>> START Given data
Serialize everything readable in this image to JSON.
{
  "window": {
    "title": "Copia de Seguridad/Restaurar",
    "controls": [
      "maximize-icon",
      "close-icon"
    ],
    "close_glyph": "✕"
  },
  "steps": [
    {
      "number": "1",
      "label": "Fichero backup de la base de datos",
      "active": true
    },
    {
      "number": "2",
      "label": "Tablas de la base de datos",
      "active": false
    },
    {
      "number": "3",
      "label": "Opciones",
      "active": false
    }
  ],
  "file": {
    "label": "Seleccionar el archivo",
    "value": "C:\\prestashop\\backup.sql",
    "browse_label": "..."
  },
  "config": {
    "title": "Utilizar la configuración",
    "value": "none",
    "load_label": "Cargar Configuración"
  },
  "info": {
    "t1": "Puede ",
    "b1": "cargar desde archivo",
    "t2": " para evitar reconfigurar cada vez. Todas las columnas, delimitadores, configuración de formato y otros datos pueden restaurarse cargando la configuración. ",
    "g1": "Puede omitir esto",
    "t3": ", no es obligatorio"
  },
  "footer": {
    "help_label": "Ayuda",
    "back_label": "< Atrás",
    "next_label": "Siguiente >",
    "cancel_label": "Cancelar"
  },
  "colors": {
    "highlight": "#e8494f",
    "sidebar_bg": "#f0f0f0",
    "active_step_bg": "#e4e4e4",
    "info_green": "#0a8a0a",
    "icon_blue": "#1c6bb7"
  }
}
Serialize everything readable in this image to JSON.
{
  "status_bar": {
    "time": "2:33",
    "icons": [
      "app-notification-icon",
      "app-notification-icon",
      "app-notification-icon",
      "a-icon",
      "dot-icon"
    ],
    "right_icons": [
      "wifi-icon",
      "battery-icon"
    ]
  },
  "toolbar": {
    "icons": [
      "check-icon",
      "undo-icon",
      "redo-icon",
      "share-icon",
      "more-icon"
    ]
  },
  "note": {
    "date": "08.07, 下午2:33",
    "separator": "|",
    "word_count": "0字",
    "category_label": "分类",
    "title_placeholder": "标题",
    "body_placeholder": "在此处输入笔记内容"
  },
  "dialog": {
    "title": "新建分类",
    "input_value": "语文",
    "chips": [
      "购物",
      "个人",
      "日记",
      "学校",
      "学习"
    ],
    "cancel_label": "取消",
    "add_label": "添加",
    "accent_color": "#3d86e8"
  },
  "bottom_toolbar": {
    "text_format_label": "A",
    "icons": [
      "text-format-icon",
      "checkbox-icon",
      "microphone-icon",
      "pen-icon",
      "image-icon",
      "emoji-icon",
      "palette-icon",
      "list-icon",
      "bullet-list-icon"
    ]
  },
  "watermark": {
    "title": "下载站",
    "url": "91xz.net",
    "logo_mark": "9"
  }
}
>> END Given data
## Exercise instructions
Return the listing above in its exact form.

## The response
Serialize everything readable in this image to JSON.
{
  "window": {
    "title": "Copia de Seguridad/Restaurar",
    "controls": [
      "maximize-icon",
      "close-icon"
    ],
    "close_glyph": "✕"
  },
  "steps": [
    {
      "number": "1",
      "label": "Fichero backup de la base de datos",
      "active": true
    },
    {
      "number": "2",
      "label": "Tablas de la base de datos",
      "active": false
    },
    {
      "number": "3",
      "label": "Opciones",
      "active": false
    }
  ],
  "file": {
    "label": "Seleccionar el archivo",
    "value": "C:\\prestashop\\backup.sql",
    "browse_label": "..."
  },
  "config": {
    "title": "Utilizar la configuración",
    "value": "none",
    "load_label": "Cargar Configuración"
  },
  "info": {
    "t1": "Puede ",
    "b1": "cargar desde archivo",
    "t2": " para evitar reconfigurar cada vez. Todas las columnas, delimitadores, configuración de formato y otros datos pueden restaurarse cargando la configuración. ",
    "g1": "Puede omitir esto",
    "t3": ", no es obligatorio"
  },
  "footer": {
    "help_label": "Ayuda",
    "back_label": "< Atrás",
    "next_label": "Siguiente >",
    "cancel_label": "Cancelar"
  },
  "colors": {
    "highlight": "#e8494f",
    "sidebar_bg": "#f0f0f0",
    "active_step_bg": "#e4e4e4",
    "info_green": "#0a8a0a",
    "icon_blue": "#1c6bb7"
  }
}
Serialize everything readable in this image to JSON.
{
  "status_bar": {
    "time": "2:33",
    "icons": [
      "app-notification-icon",
      "app-notification-icon",
      "app-notification-icon",
      "a-icon",
      "dot-icon"
    ],
    "right_icons": [
      "wifi-icon",
      "battery-icon"
    ]
  },
  "toolbar": {
    "icons": [
      "check-icon",
      "undo-icon",
      "redo-icon",
      "share-icon",
      "more-icon"
    ]
  },
  "note": {
    "date": "08.07, 下午2:33",
    "separator": "|",
    "word_count": "0字",
    "category_label": "分类",
    "title_placeholder": "标题",
    "body_placeholder": "在此处输入笔记内容"
  },
  "dialog": {
    "title": "新建分类",
    "input_value": "语文",
    "chips": [
      "购物",
      "个人",
      "日记",
      "学校",
      "学习"
    ],
    "cancel_label": "取消",
    "add_label": "添加",
    "accent_color": "#3d86e8"
  },
  "bottom_toolbar": {
    "text_format_label": "A",
    "icons": [
      "text-format-icon",
      "checkbox-icon",
      "microphone-icon",
      "pen-icon",
      "image-icon",
      "emoji-icon",
      "palette-icon",
      "list-icon",
      "bullet-list-icon"
    ]
  },
  "watermark": {
    "title": "下载站",
    "url": "91xz.net",
    "logo_mark": "9"
  }
}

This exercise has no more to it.